* GIVEN INSTRUCTION: Lines holding the string "Extract" are the ones to copy; find them all in the data.

>> Start

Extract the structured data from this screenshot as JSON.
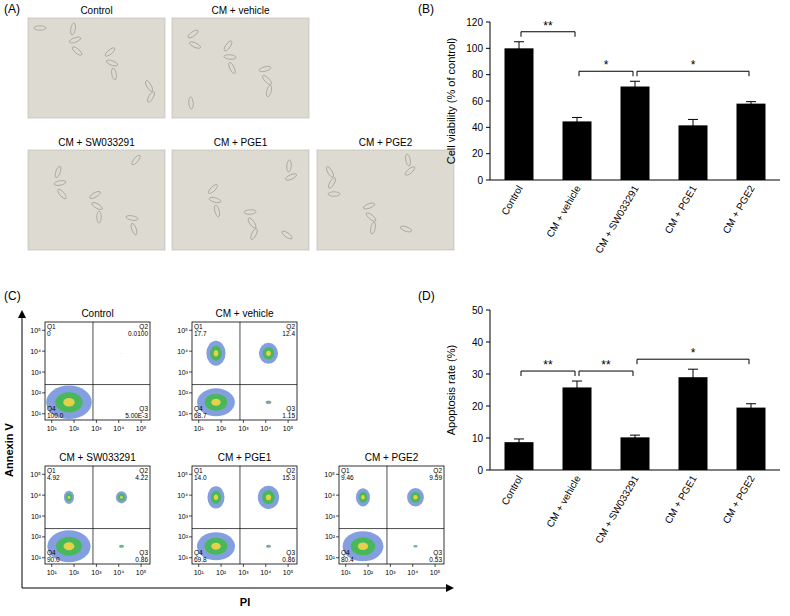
{
  "image_panel": {
    "title": "(A)",
    "images": [
      "Control",
      "CM + vehicle",
      "CM + SW033291",
      "CM + PGE1",
      "CM + PGE2"
    ]
  },
  "chart_data": [
    {
      "type": "bar",
      "title": "(B)",
      "y_label": "Cell viability (% of control)",
      "categories": [
        "Control",
        "CM + vehicle",
        "CM + SW033291",
        "CM + PGE1",
        "CM + PGE2"
      ],
      "values": [
        100,
        44.5,
        71,
        41.5,
        58
      ],
      "errors": [
        5,
        3,
        4,
        4.5,
        1.5
      ],
      "color": "#000000",
      "ylim": [
        0,
        120
      ],
      "yticks": [
        0,
        20,
        40,
        60,
        80,
        100,
        120
      ],
      "annotations": [
        {
          "from": 0,
          "to": 1,
          "text": "**"
        },
        {
          "from": 1,
          "to": 2,
          "text": "*"
        },
        {
          "from": 2,
          "to": 4,
          "text": "*"
        }
      ]
    },
    {
      "type": "flow_cytometry",
      "title": "(C)",
      "x_label": "PI",
      "y_label": "Annexin V",
      "log": true,
      "xlim": [
        5,
        250000
      ],
      "ylim": [
        5,
        250000
      ],
      "xticks": [
        {
          "value": 10,
          "label": "10¹"
        },
        {
          "value": 100,
          "label": "10²"
        },
        {
          "value": 1000,
          "label": "10³"
        },
        {
          "value": 10000,
          "label": "10⁴"
        },
        {
          "value": 100000,
          "label": "10⁵"
        }
      ],
      "yticks": [
        {
          "value": 10,
          "label": "10¹"
        },
        {
          "value": 100,
          "label": "10²"
        },
        {
          "value": 1000,
          "label": "10³"
        },
        {
          "value": 10000,
          "label": "10⁴"
        },
        {
          "value": 100000,
          "label": "10⁵"
        }
      ],
      "gate_x": 700,
      "gate_y": 250,
      "panels": [
        {
          "title": "Control",
          "categories": [
            "Q1",
            "Q2",
            "Q3",
            "Q4"
          ],
          "values": [
            0,
            0.01,
            0.005,
            100
          ],
          "value_labels": [
            "0",
            "0.0100",
            "5.00E-3",
            "100.0"
          ]
        },
        {
          "title": "CM + vehicle",
          "categories": [
            "Q1",
            "Q2",
            "Q3",
            "Q4"
          ],
          "values": [
            17.7,
            12.4,
            1.15,
            68.7
          ],
          "value_labels": [
            "17.7",
            "12.4",
            "1.15",
            "68.7"
          ]
        },
        {
          "title": "CM + SW033291",
          "categories": [
            "Q1",
            "Q2",
            "Q3",
            "Q4"
          ],
          "values": [
            4.92,
            4.22,
            0.86,
            90.0
          ],
          "value_labels": [
            "4.92",
            "4.22",
            "0.86",
            "90.0"
          ]
        },
        {
          "title": "CM + PGE1",
          "categories": [
            "Q1",
            "Q2",
            "Q3",
            "Q4"
          ],
          "values": [
            14.0,
            15.3,
            0.86,
            69.8
          ],
          "value_labels": [
            "14.0",
            "15.3",
            "0.86",
            "69.8"
          ]
        },
        {
          "title": "CM + PGE2",
          "categories": [
            "Q1",
            "Q2",
            "Q3",
            "Q4"
          ],
          "values": [
            9.46,
            9.59,
            0.53,
            80.4
          ],
          "value_labels": [
            "9.46",
            "9.59",
            "0.53",
            "80.4"
          ]
        }
      ]
    },
    {
      "type": "bar",
      "title": "(D)",
      "y_label": "Apoptosis rate (%)",
      "categories": [
        "Control",
        "CM + vehicle",
        "CM + SW033291",
        "CM + PGE1",
        "CM + PGE2"
      ],
      "values": [
        8.7,
        25.8,
        10.2,
        29,
        19.5
      ],
      "errors": [
        1,
        2,
        0.7,
        2.5,
        1.2
      ],
      "color": "#000000",
      "ylim": [
        0,
        50
      ],
      "yticks": [
        0,
        10,
        20,
        30,
        40,
        50
      ],
      "annotations": [
        {
          "from": 0,
          "to": 1,
          "text": "**"
        },
        {
          "from": 1,
          "to": 2,
          "text": "**"
        },
        {
          "from": 2,
          "to": 4,
          "text": "*"
        }
      ]
    }
  ]
}
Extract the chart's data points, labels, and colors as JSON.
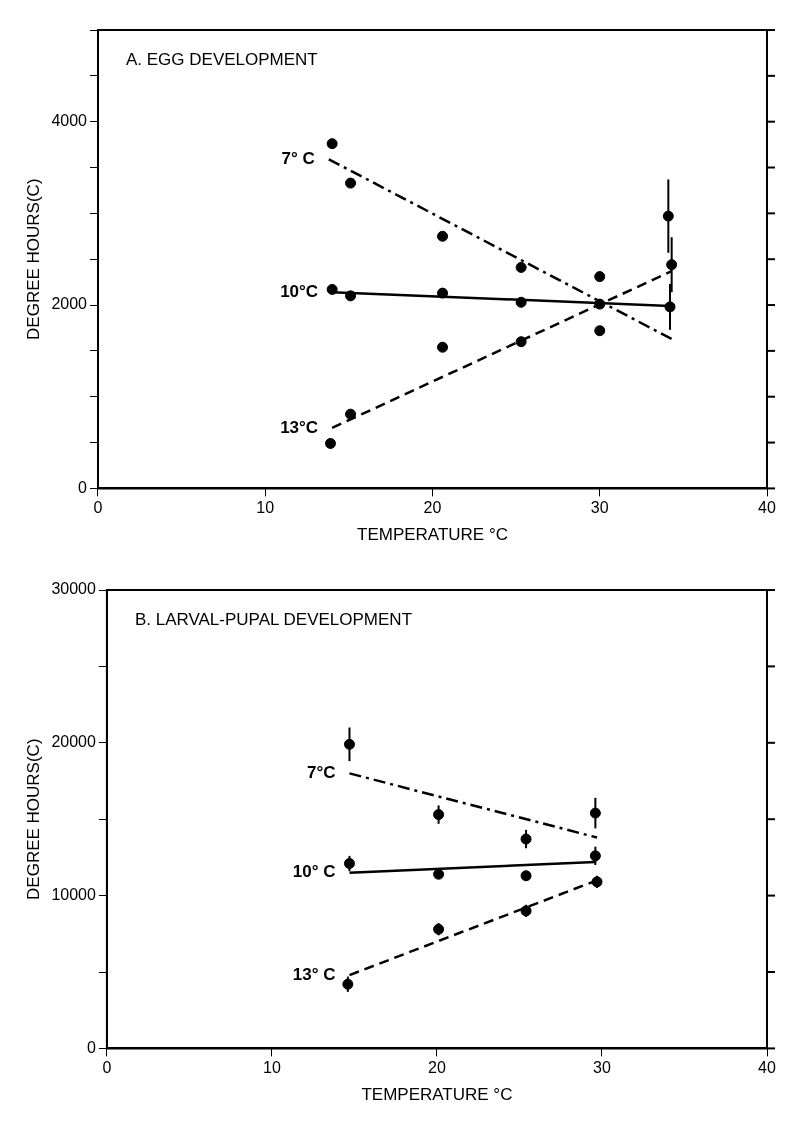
{
  "chart_data": [
    {
      "type": "scatter",
      "title": "A. EGG DEVELOPMENT",
      "xlabel": "TEMPERATURE °C",
      "ylabel": "DEGREE HOURS(C)",
      "xlim": [
        0,
        40
      ],
      "xticks": [
        0,
        10,
        20,
        30,
        40
      ],
      "ylim": [
        0,
        5000
      ],
      "yticks": [
        0,
        {
          "value": 500,
          "label": null
        },
        {
          "value": 1000,
          "label": null
        },
        {
          "value": 1500,
          "label": null
        },
        2000,
        {
          "value": 2500,
          "label": null
        },
        {
          "value": 3000,
          "label": null
        },
        {
          "value": 3500,
          "label": null
        },
        4000,
        {
          "value": 4500,
          "label": null
        },
        {
          "value": 5000,
          "label": null
        }
      ],
      "grid": false,
      "legend": false,
      "series": [
        {
          "type": "scatter",
          "color": "#000000",
          "marker": "circle",
          "x": [
            14,
            15.1,
            20.6,
            25.3,
            30,
            34.1
          ],
          "values": [
            3760,
            3330,
            2750,
            2410,
            2310,
            2970
          ],
          "errors": [
            null,
            null,
            null,
            null,
            null,
            400
          ]
        },
        {
          "type": "scatter",
          "color": "#000000",
          "marker": "circle",
          "x": [
            14,
            15.1,
            20.6,
            25.3,
            30,
            34.2
          ],
          "values": [
            2170,
            2100,
            2130,
            2030,
            2010,
            1980
          ],
          "errors": [
            null,
            null,
            null,
            null,
            null,
            250
          ]
        },
        {
          "type": "scatter",
          "color": "#000000",
          "marker": "circle",
          "x": [
            13.9,
            15.1,
            20.6,
            25.3,
            30,
            34.3
          ],
          "values": [
            490,
            810,
            1540,
            1600,
            1720,
            2440
          ],
          "errors": [
            null,
            null,
            null,
            null,
            null,
            300
          ]
        },
        {
          "type": "line",
          "name": "7° C",
          "color": "#000000",
          "marker": "none",
          "line_style": "dashdot",
          "x": [
            13.8,
            34.3
          ],
          "values": [
            3590,
            1630
          ]
        },
        {
          "type": "line",
          "name": "10°C",
          "color": "#000000",
          "marker": "none",
          "line_style": "solid",
          "x": [
            14,
            34.2
          ],
          "values": [
            2140,
            1990
          ]
        },
        {
          "type": "line",
          "name": "13°C",
          "color": "#000000",
          "marker": "none",
          "line_style": "dashed",
          "x": [
            14,
            34.3
          ],
          "values": [
            660,
            2370
          ]
        }
      ]
    },
    {
      "type": "scatter",
      "title": "B. LARVAL-PUPAL DEVELOPMENT",
      "xlabel": "TEMPERATURE °C",
      "ylabel": "DEGREE HOURS(C)",
      "xlim": [
        0,
        40
      ],
      "xticks": [
        0,
        10,
        20,
        30,
        40
      ],
      "ylim": [
        0,
        30000
      ],
      "yticks": [
        0,
        {
          "value": 5000,
          "label": null
        },
        10000,
        {
          "value": 15000,
          "label": null
        },
        20000,
        {
          "value": 25000,
          "label": null
        },
        30000
      ],
      "grid": false,
      "legend": false,
      "series": [
        {
          "type": "scatter",
          "color": "#000000",
          "marker": "circle",
          "x": [
            14.7,
            20.1,
            25.4,
            29.6
          ],
          "values": [
            19900,
            15300,
            13700,
            15400
          ],
          "errors": [
            1100,
            600,
            600,
            1000
          ]
        },
        {
          "type": "scatter",
          "color": "#000000",
          "marker": "circle",
          "x": [
            14.7,
            20.1,
            25.4,
            29.6
          ],
          "values": [
            12100,
            11400,
            11300,
            12600
          ],
          "errors": [
            500,
            null,
            null,
            600
          ]
        },
        {
          "type": "scatter",
          "color": "#000000",
          "marker": "circle",
          "x": [
            14.6,
            20.1,
            25.4,
            29.7
          ],
          "values": [
            4200,
            7800,
            9000,
            10900
          ],
          "errors": [
            500,
            400,
            400,
            400
          ]
        },
        {
          "type": "line",
          "name": "7°C",
          "color": "#000000",
          "marker": "none",
          "line_style": "dashdot",
          "x": [
            14.7,
            29.7
          ],
          "values": [
            18000,
            13800
          ]
        },
        {
          "type": "line",
          "name": "10° C",
          "color": "#000000",
          "marker": "none",
          "line_style": "solid",
          "x": [
            14.7,
            29.6
          ],
          "values": [
            11500,
            12200
          ]
        },
        {
          "type": "line",
          "name": "13° C",
          "color": "#000000",
          "marker": "none",
          "line_style": "dashed",
          "x": [
            14.7,
            29.7
          ],
          "values": [
            4800,
            11000
          ]
        }
      ]
    }
  ]
}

>> End

* CORRECT OUTPUT:
Extract the structured data from this screenshot as JSON.
Extract the chart's data points, labels, and colors as JSON.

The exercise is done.